** Исходный документ **
Генерал Бичерахов и его Кавказская армия. Неизвестные страницы истории Гражданской войны и интервенции на Кавказе. 1917–1919 — страница 9 из 61

.

В дальнейшем выплаты отряду Бичерахова значительно выросли. По агентурным данным лидера бакинских комиссаров Степана Шаумяна, ежемесячно на текущие нужды Бичерахов получал по 9 млн рублей[115]. За полный 1918 г. отрядом было израсходовано 75,1 млн рублей и 10,2 млн иранских кран (в мае 1918 г. 5 кран обменивались на один николаевский рубль)[116].

** Задание **
Сколько рублей, согласно исходному документу, израсходовал отряд Бичерахова за полный 1918 год? Эти материалы не связаны с исходным документом.

** Предоставленные данные **

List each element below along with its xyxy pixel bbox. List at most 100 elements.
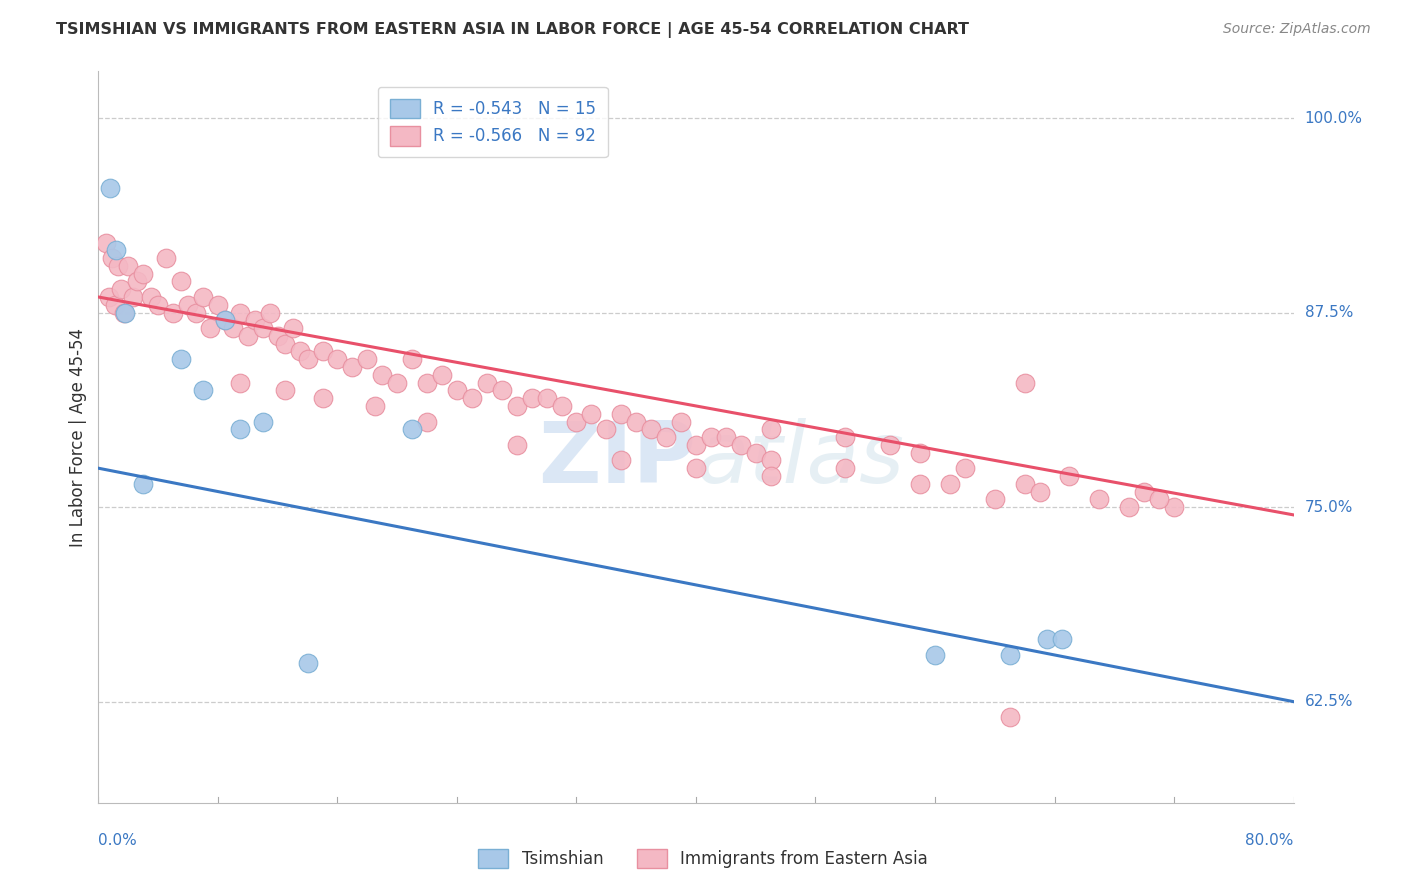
Point	[252, 415, 274, 429]
Point	[730, 438, 752, 452]
Point	[1163, 500, 1185, 515]
Point	[132, 476, 155, 491]
Point	[1050, 632, 1073, 647]
Point	[685, 461, 707, 475]
Point	[1088, 492, 1111, 507]
Point	[112, 305, 135, 319]
Point	[550, 399, 572, 413]
Point	[834, 461, 856, 475]
Point	[207, 298, 229, 312]
Point	[1014, 376, 1036, 390]
Point	[640, 422, 662, 436]
Point	[565, 415, 588, 429]
Point	[908, 476, 931, 491]
Point	[110, 282, 132, 296]
Point	[953, 461, 976, 475]
Point	[984, 492, 1007, 507]
Legend: Tsimshian, Immigrants from Eastern Asia: Tsimshian, Immigrants from Eastern Asia	[471, 842, 935, 875]
Point	[274, 336, 297, 351]
Point	[745, 445, 768, 459]
Point	[998, 648, 1021, 662]
Point	[430, 368, 453, 382]
Point	[626, 415, 648, 429]
Point	[311, 391, 333, 405]
Point	[908, 445, 931, 459]
Point	[759, 469, 782, 483]
Point	[998, 710, 1021, 724]
Point	[127, 275, 149, 289]
Text: 87.5%: 87.5%	[1305, 305, 1353, 320]
Point	[101, 251, 124, 265]
Text: 75.0%: 75.0%	[1305, 500, 1353, 515]
Point	[214, 313, 236, 327]
Point	[229, 305, 252, 319]
Point	[520, 391, 543, 405]
Point	[117, 259, 139, 273]
Point	[342, 359, 364, 374]
Point	[297, 352, 319, 367]
Point	[834, 430, 856, 444]
Point	[326, 352, 349, 367]
Point	[229, 422, 252, 436]
Point	[200, 321, 222, 335]
Point	[1118, 500, 1140, 515]
Legend: R = -0.543   N = 15, R = -0.566   N = 92: R = -0.543 N = 15, R = -0.566 N = 92	[378, 87, 607, 157]
Point	[229, 376, 252, 390]
Point	[461, 391, 484, 405]
Point	[610, 453, 633, 467]
Point	[446, 384, 468, 398]
Point	[506, 438, 529, 452]
Point	[97, 290, 120, 304]
Point	[259, 305, 281, 319]
Point	[416, 376, 439, 390]
Point	[385, 376, 409, 390]
Point	[939, 476, 962, 491]
Point	[401, 352, 423, 367]
Point	[700, 430, 723, 444]
Point	[1028, 484, 1050, 499]
Point	[356, 352, 378, 367]
Point	[1014, 476, 1036, 491]
Point	[148, 298, 170, 312]
Point	[879, 438, 901, 452]
Point	[245, 313, 267, 327]
Point	[169, 352, 191, 367]
Point	[177, 298, 200, 312]
Point	[1036, 632, 1059, 647]
Point	[139, 290, 162, 304]
Point	[252, 321, 274, 335]
Point	[236, 329, 259, 343]
Point	[924, 648, 946, 662]
Point	[274, 384, 297, 398]
Point	[491, 384, 513, 398]
Point	[311, 344, 333, 359]
Point	[107, 259, 129, 273]
Point	[1133, 484, 1156, 499]
Text: TSIMSHIAN VS IMMIGRANTS FROM EASTERN ASIA IN LABOR FORCE | AGE 45-54 CORRELATION: TSIMSHIAN VS IMMIGRANTS FROM EASTERN ASI…	[56, 22, 969, 38]
Point	[114, 305, 136, 319]
Point	[288, 344, 311, 359]
Point	[98, 181, 122, 195]
Point	[162, 305, 184, 319]
Text: atlas: atlas	[696, 417, 904, 500]
Point	[401, 422, 423, 436]
Text: Source: ZipAtlas.com: Source: ZipAtlas.com	[1223, 22, 1371, 37]
Point	[104, 298, 127, 312]
Point	[595, 422, 617, 436]
Point	[610, 407, 633, 421]
Point	[371, 368, 394, 382]
Point	[191, 290, 214, 304]
Point	[155, 251, 177, 265]
Point	[297, 656, 319, 670]
Y-axis label: In Labor Force | Age 45-54: In Labor Force | Age 45-54	[69, 327, 87, 547]
Point	[536, 391, 558, 405]
Point	[281, 321, 304, 335]
Point	[655, 430, 678, 444]
Point	[364, 399, 387, 413]
Point	[105, 244, 128, 258]
Point	[416, 415, 439, 429]
Point	[222, 321, 245, 335]
Point	[669, 415, 692, 429]
Point	[759, 453, 782, 467]
Point	[132, 267, 155, 281]
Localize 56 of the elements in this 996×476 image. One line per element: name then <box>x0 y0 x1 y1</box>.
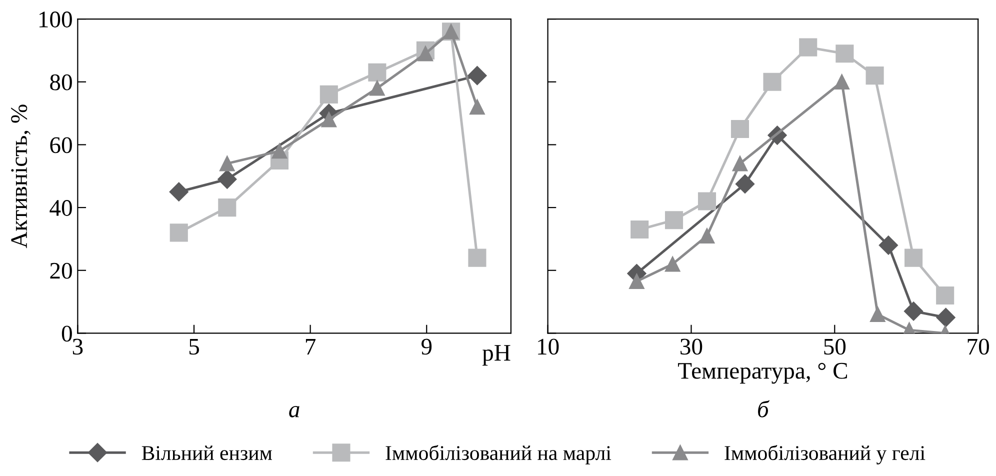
point <box>936 308 956 328</box>
point <box>321 112 337 128</box>
point <box>468 66 487 86</box>
point <box>834 74 850 90</box>
point <box>732 156 748 172</box>
point <box>368 63 386 82</box>
point <box>904 248 923 267</box>
point <box>870 306 886 322</box>
point <box>629 274 644 290</box>
y-tick-label: 60 <box>50 137 72 154</box>
point <box>320 85 338 104</box>
point <box>370 80 385 96</box>
point <box>698 192 716 210</box>
text: б <box>758 400 770 418</box>
y-tick-label: 80 <box>50 74 72 90</box>
y-tick-label: 20 <box>50 262 72 279</box>
point <box>878 236 898 255</box>
point <box>904 302 924 321</box>
text: а <box>289 406 300 418</box>
point <box>272 143 288 159</box>
point <box>418 46 434 62</box>
point <box>699 228 715 244</box>
y-axis-title: Активність, % <box>11 104 30 248</box>
point <box>664 211 684 230</box>
legend-label: Вільний ензим <box>142 446 272 460</box>
point <box>470 99 485 115</box>
point <box>936 286 954 305</box>
x-axis-title: Температура, ° C <box>678 362 847 384</box>
point <box>730 120 750 138</box>
point <box>218 198 236 217</box>
y-tick-label: 40 <box>50 200 72 216</box>
point <box>170 224 188 242</box>
x-tick-label: 30 <box>680 338 702 355</box>
x-tick-label: 7 <box>306 338 316 354</box>
point <box>630 220 649 239</box>
x-axis-title: pH <box>482 345 510 366</box>
point <box>763 72 782 91</box>
x-tick-label: 10 <box>538 338 559 355</box>
point <box>218 170 237 189</box>
point <box>220 156 235 172</box>
legend-label: Іммобілізований у гелі <box>724 444 926 464</box>
point <box>468 248 486 267</box>
x-tick-label: 50 <box>824 338 846 355</box>
x-tick-label: 3 <box>72 338 83 355</box>
x-tick-label: 5 <box>189 338 199 355</box>
point <box>735 174 755 194</box>
x-tick-label: 70 <box>968 338 989 355</box>
point <box>664 256 680 272</box>
x-tick-label: 9 <box>421 338 432 355</box>
legend-label: Іммобілізований на марлі <box>386 444 612 464</box>
point <box>866 66 884 85</box>
point <box>169 182 188 202</box>
y-tick-label: 0 <box>62 326 72 342</box>
point <box>799 38 818 56</box>
point <box>836 44 854 63</box>
y-tick-label: 100 <box>39 12 72 28</box>
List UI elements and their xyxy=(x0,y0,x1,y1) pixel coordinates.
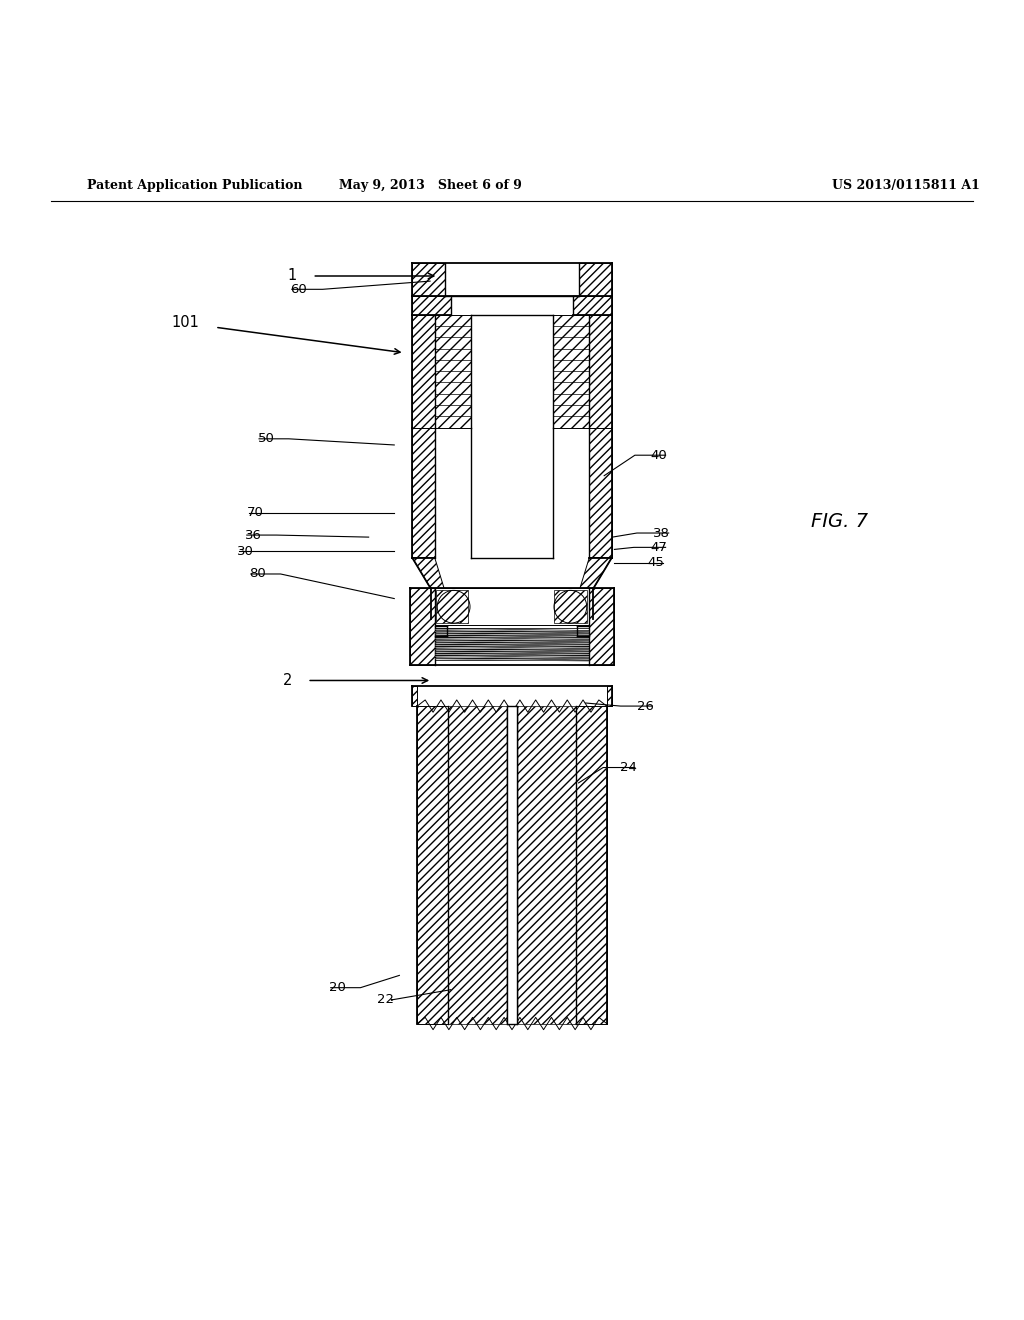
Polygon shape xyxy=(412,428,434,557)
Polygon shape xyxy=(589,589,614,665)
Text: 80: 80 xyxy=(250,568,266,581)
Polygon shape xyxy=(573,297,612,315)
Text: May 9, 2013   Sheet 6 of 9: May 9, 2013 Sheet 6 of 9 xyxy=(339,180,521,193)
Polygon shape xyxy=(412,557,444,589)
Text: 50: 50 xyxy=(258,433,274,445)
Polygon shape xyxy=(434,315,471,428)
Text: 1: 1 xyxy=(288,268,297,284)
Text: 101: 101 xyxy=(172,314,200,330)
Polygon shape xyxy=(553,315,590,428)
Text: 60: 60 xyxy=(291,282,307,296)
Text: 38: 38 xyxy=(653,527,670,540)
Text: 24: 24 xyxy=(620,762,636,774)
Polygon shape xyxy=(579,263,611,297)
Text: FIG. 7: FIG. 7 xyxy=(811,512,868,531)
Polygon shape xyxy=(590,315,612,428)
Polygon shape xyxy=(575,706,606,1023)
Text: 30: 30 xyxy=(238,545,254,558)
Polygon shape xyxy=(410,589,435,665)
Polygon shape xyxy=(606,685,612,706)
Text: 47: 47 xyxy=(650,541,667,554)
Polygon shape xyxy=(412,263,445,297)
Text: 22: 22 xyxy=(377,994,394,1006)
Bar xyxy=(507,706,517,1023)
Text: 45: 45 xyxy=(647,556,664,569)
Text: 36: 36 xyxy=(246,528,262,541)
Polygon shape xyxy=(580,557,612,589)
Polygon shape xyxy=(412,685,418,706)
Circle shape xyxy=(437,590,470,623)
Polygon shape xyxy=(412,297,451,315)
Polygon shape xyxy=(590,428,612,557)
Polygon shape xyxy=(449,706,575,1023)
Text: US 2013/0115811 A1: US 2013/0115811 A1 xyxy=(833,180,980,193)
Text: 26: 26 xyxy=(637,700,653,713)
Text: 40: 40 xyxy=(650,449,667,462)
Text: 2: 2 xyxy=(283,673,292,688)
Text: 70: 70 xyxy=(248,506,264,519)
Circle shape xyxy=(554,590,587,623)
Polygon shape xyxy=(418,706,449,1023)
Text: Patent Application Publication: Patent Application Publication xyxy=(87,180,302,193)
Polygon shape xyxy=(412,315,434,428)
Text: 20: 20 xyxy=(330,981,346,994)
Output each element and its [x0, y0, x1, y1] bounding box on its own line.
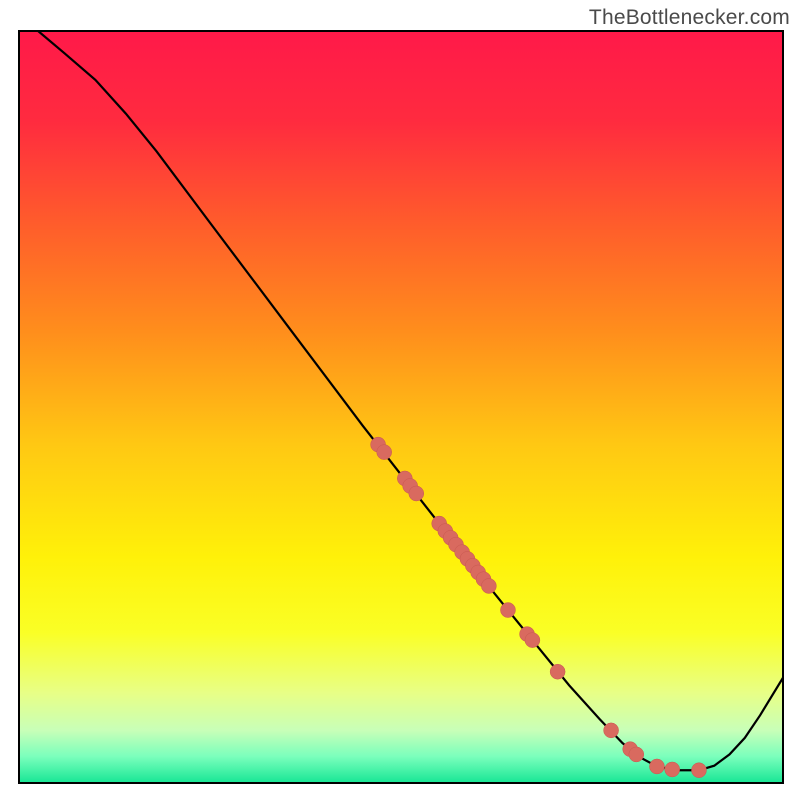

** Ответ **
75,1 млн рублей.